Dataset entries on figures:
= = =

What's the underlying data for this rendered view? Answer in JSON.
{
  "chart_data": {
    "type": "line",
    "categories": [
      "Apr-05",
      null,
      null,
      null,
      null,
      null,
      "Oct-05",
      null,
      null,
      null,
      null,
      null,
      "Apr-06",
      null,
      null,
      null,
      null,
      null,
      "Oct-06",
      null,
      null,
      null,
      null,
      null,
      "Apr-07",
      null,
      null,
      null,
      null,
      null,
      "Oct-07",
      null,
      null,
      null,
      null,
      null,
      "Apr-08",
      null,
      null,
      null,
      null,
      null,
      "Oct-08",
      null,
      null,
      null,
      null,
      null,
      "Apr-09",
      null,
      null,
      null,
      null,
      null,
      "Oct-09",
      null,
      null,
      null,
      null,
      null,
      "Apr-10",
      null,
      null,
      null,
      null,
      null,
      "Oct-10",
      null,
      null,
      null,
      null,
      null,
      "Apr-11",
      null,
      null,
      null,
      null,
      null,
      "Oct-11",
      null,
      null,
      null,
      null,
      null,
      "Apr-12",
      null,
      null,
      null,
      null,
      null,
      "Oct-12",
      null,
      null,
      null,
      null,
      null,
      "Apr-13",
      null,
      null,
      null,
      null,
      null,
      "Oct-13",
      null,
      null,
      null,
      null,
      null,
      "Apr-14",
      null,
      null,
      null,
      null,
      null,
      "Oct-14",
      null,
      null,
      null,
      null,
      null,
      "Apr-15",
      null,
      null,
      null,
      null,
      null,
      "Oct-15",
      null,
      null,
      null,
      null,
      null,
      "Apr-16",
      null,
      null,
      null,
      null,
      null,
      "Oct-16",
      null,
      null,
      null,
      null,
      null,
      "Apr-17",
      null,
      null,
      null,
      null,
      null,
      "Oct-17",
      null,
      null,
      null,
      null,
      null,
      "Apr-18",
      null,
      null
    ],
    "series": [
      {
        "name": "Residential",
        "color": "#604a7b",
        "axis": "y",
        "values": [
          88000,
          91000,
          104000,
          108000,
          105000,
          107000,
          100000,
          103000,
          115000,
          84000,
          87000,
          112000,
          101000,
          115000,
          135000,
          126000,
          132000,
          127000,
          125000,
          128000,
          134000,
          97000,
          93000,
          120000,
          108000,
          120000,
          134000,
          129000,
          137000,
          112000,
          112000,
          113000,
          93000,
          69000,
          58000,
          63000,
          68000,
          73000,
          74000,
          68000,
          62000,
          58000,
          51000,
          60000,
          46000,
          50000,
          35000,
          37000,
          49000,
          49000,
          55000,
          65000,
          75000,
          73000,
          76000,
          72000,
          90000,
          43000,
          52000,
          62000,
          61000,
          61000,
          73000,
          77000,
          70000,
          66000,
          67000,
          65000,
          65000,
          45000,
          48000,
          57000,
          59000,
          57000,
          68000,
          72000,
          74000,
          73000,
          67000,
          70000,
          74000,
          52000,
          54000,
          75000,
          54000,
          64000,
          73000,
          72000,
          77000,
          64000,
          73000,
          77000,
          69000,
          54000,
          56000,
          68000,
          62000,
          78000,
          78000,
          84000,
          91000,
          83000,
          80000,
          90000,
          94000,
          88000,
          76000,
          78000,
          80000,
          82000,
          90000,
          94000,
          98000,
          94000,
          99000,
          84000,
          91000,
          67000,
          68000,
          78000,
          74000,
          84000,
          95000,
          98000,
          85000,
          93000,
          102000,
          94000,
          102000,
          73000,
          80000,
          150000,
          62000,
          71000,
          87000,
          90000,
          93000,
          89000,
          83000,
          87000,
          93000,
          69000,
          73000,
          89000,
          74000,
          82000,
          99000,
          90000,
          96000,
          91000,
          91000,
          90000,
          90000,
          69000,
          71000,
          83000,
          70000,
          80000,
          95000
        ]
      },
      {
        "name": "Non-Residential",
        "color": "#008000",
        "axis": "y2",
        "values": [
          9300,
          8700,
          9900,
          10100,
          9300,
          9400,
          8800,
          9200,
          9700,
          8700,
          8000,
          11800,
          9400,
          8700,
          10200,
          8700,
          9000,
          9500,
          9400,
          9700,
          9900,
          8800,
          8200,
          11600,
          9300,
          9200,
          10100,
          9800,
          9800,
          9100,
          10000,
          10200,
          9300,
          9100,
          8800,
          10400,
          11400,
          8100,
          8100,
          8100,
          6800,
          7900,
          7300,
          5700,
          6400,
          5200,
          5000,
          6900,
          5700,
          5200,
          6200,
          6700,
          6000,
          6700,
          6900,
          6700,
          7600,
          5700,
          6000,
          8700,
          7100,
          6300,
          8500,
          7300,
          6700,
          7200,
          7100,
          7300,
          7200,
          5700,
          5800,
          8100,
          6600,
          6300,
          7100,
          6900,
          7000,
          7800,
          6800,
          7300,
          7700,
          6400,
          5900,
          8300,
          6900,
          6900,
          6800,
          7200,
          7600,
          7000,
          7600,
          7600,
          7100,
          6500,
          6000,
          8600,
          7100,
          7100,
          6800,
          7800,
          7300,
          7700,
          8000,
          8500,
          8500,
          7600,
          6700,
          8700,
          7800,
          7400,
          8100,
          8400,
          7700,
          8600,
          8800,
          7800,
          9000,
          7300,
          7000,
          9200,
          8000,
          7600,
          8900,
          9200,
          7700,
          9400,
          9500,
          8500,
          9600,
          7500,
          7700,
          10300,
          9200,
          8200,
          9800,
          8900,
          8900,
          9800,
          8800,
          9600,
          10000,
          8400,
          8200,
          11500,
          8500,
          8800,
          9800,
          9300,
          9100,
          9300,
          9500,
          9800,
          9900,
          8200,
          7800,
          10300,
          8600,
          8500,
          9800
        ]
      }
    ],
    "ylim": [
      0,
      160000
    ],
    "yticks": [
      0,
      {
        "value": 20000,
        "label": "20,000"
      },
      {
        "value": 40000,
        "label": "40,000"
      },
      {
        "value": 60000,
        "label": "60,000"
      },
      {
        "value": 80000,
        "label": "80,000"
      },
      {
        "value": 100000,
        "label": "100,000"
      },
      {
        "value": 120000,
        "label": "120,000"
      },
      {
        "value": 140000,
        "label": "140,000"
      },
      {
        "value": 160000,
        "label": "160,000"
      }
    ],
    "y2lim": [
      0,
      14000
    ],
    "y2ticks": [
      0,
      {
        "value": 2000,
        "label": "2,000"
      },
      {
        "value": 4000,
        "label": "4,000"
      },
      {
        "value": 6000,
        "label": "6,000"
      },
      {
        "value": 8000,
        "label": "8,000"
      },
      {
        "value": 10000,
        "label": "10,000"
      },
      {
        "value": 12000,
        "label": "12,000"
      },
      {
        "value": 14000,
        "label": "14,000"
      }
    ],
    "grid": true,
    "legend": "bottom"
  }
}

= = =

Each line above is to be repeated exactly.

What's the underlying data for this rendered view? Answer in JSON.
{
  "chart_data": {
    "type": "line",
    "categories": [
      "Apr-05",
      null,
      null,
      null,
      null,
      null,
      "Oct-05",
      null,
      null,
      null,
      null,
      null,
      "Apr-06",
      null,
      null,
      null,
      null,
      null,
      "Oct-06",
      null,
      null,
      null,
      null,
      null,
      "Apr-07",
      null,
      null,
      null,
      null,
      null,
      "Oct-07",
      null,
      null,
      null,
      null,
      null,
      "Apr-08",
      null,
      null,
      null,
      null,
      null,
      "Oct-08",
      null,
      null,
      null,
      null,
      null,
      "Apr-09",
      null,
      null,
      null,
      null,
      null,
      "Oct-09",
      null,
      null,
      null,
      null,
      null,
      "Apr-10",
      null,
      null,
      null,
      null,
      null,
      "Oct-10",
      null,
      null,
      null,
      null,
      null,
      "Apr-11",
      null,
      null,
      null,
      null,
      null,
      "Oct-11",
      null,
      null,
      null,
      null,
      null,
      "Apr-12",
      null,
      null,
      null,
      null,
      null,
      "Oct-12",
      null,
      null,
      null,
      null,
      null,
      "Apr-13",
      null,
      null,
      null,
      null,
      null,
      "Oct-13",
      null,
      null,
      null,
      null,
      null,
      "Apr-14",
      null,
      null,
      null,
      null,
      null,
      "Oct-14",
      null,
      null,
      null,
      null,
      null,
      "Apr-15",
      null,
      null,
      null,
      null,
      null,
      "Oct-15",
      null,
      null,
      null,
      null,
      null,
      "Apr-16",
      null,
      null,
      null,
      null,
      null,
      "Oct-16",
      null,
      null,
      null,
      null,
      null,
      "Apr-17",
      null,
      null,
      null,
      null,
      null,
      "Oct-17",
      null,
      null,
      null,
      null,
      null,
      "Apr-18",
      null,
      null
    ],
    "series": [
      {
        "name": "Residential",
        "color": "#604a7b",
        "axis": "y",
        "values": [
          88000,
          91000,
          104000,
          108000,
          105000,
          107000,
          100000,
          103000,
          115000,
          84000,
          87000,
          112000,
          101000,
          115000,
          135000,
          126000,
          132000,
          127000,
          125000,
          128000,
          134000,
          97000,
          93000,
          120000,
          108000,
          120000,
          134000,
          129000,
          137000,
          112000,
          112000,
          113000,
          93000,
          69000,
          58000,
          63000,
          68000,
          73000,
          74000,
          68000,
          62000,
          58000,
          51000,
          60000,
          46000,
          50000,
          35000,
          37000,
          49000,
          49000,
          55000,
          65000,
          75000,
          73000,
          76000,
          72000,
          90000,
          43000,
          52000,
          62000,
          61000,
          61000,
          73000,
          77000,
          70000,
          66000,
          67000,
          65000,
          65000,
          45000,
          48000,
          57000,
          59000,
          57000,
          68000,
          72000,
          74000,
          73000,
          67000,
          70000,
          74000,
          52000,
          54000,
          75000,
          54000,
          64000,
          73000,
          72000,
          77000,
          64000,
          73000,
          77000,
          69000,
          54000,
          56000,
          68000,
          62000,
          78000,
          78000,
          84000,
          91000,
          83000,
          80000,
          90000,
          94000,
          88000,
          76000,
          78000,
          80000,
          82000,
          90000,
          94000,
          98000,
          94000,
          99000,
          84000,
          91000,
          67000,
          68000,
          78000,
          74000,
          84000,
          95000,
          98000,
          85000,
          93000,
          102000,
          94000,
          102000,
          73000,
          80000,
          150000,
          62000,
          71000,
          87000,
          90000,
          93000,
          89000,
          83000,
          87000,
          93000,
          69000,
          73000,
          89000,
          74000,
          82000,
          99000,
          90000,
          96000,
          91000,
          91000,
          90000,
          90000,
          69000,
          71000,
          83000,
          70000,
          80000,
          95000
        ]
      },
      {
        "name": "Non-Residential",
        "color": "#008000",
        "axis": "y2",
        "values": [
          9300,
          8700,
          9900,
          10100,
          9300,
          9400,
          8800,
          9200,
          9700,
          8700,
          8000,
          11800,
          9400,
          8700,
          10200,
          8700,
          9000,
          9500,
          9400,
          9700,
          9900,
          8800,
          8200,
          11600,
          9300,
          9200,
          10100,
          9800,
          9800,
          9100,
          10000,
          10200,
          9300,
          9100,
          8800,
          10400,
          11400,
          8100,
          8100,
          8100,
          6800,
          7900,
          7300,
          5700,
          6400,
          5200,
          5000,
          6900,
          5700,
          5200,
          6200,
          6700,
          6000,
          6700,
          6900,
          6700,
          7600,
          5700,
          6000,
          8700,
          7100,
          6300,
          8500,
          7300,
          6700,
          7200,
          7100,
          7300,
          7200,
          5700,
          5800,
          8100,
          6600,
          6300,
          7100,
          6900,
          7000,
          7800,
          6800,
          7300,
          7700,
          6400,
          5900,
          8300,
          6900,
          6900,
          6800,
          7200,
          7600,
          7000,
          7600,
          7600,
          7100,
          6500,
          6000,
          8600,
          7100,
          7100,
          6800,
          7800,
          7300,
          7700,
          8000,
          8500,
          8500,
          7600,
          6700,
          8700,
          7800,
          7400,
          8100,
          8400,
          7700,
          8600,
          8800,
          7800,
          9000,
          7300,
          7000,
          9200,
          8000,
          7600,
          8900,
          9200,
          7700,
          9400,
          9500,
          8500,
          9600,
          7500,
          7700,
          10300,
          9200,
          8200,
          9800,
          8900,
          8900,
          9800,
          8800,
          9600,
          10000,
          8400,
          8200,
          11500,
          8500,
          8800,
          9800,
          9300,
          9100,
          9300,
          9500,
          9800,
          9900,
          8200,
          7800,
          10300,
          8600,
          8500,
          9800
        ]
      }
    ],
    "ylim": [
      0,
      160000
    ],
    "yticks": [
      0,
      {
        "value": 20000,
        "label": "20,000"
      },
      {
        "value": 40000,
        "label": "40,000"
      },
      {
        "value": 60000,
        "label": "60,000"
      },
      {
        "value": 80000,
        "label": "80,000"
      },
      {
        "value": 100000,
        "label": "100,000"
      },
      {
        "value": 120000,
        "label": "120,000"
      },
      {
        "value": 140000,
        "label": "140,000"
      },
      {
        "value": 160000,
        "label": "160,000"
      }
    ],
    "y2lim": [
      0,
      14000
    ],
    "y2ticks": [
      0,
      {
        "value": 2000,
        "label": "2,000"
      },
      {
        "value": 4000,
        "label": "4,000"
      },
      {
        "value": 6000,
        "label": "6,000"
      },
      {
        "value": 8000,
        "label": "8,000"
      },
      {
        "value": 10000,
        "label": "10,000"
      },
      {
        "value": 12000,
        "label": "12,000"
      },
      {
        "value": 14000,
        "label": "14,000"
      }
    ],
    "grid": true,
    "legend": "bottom"
  }
}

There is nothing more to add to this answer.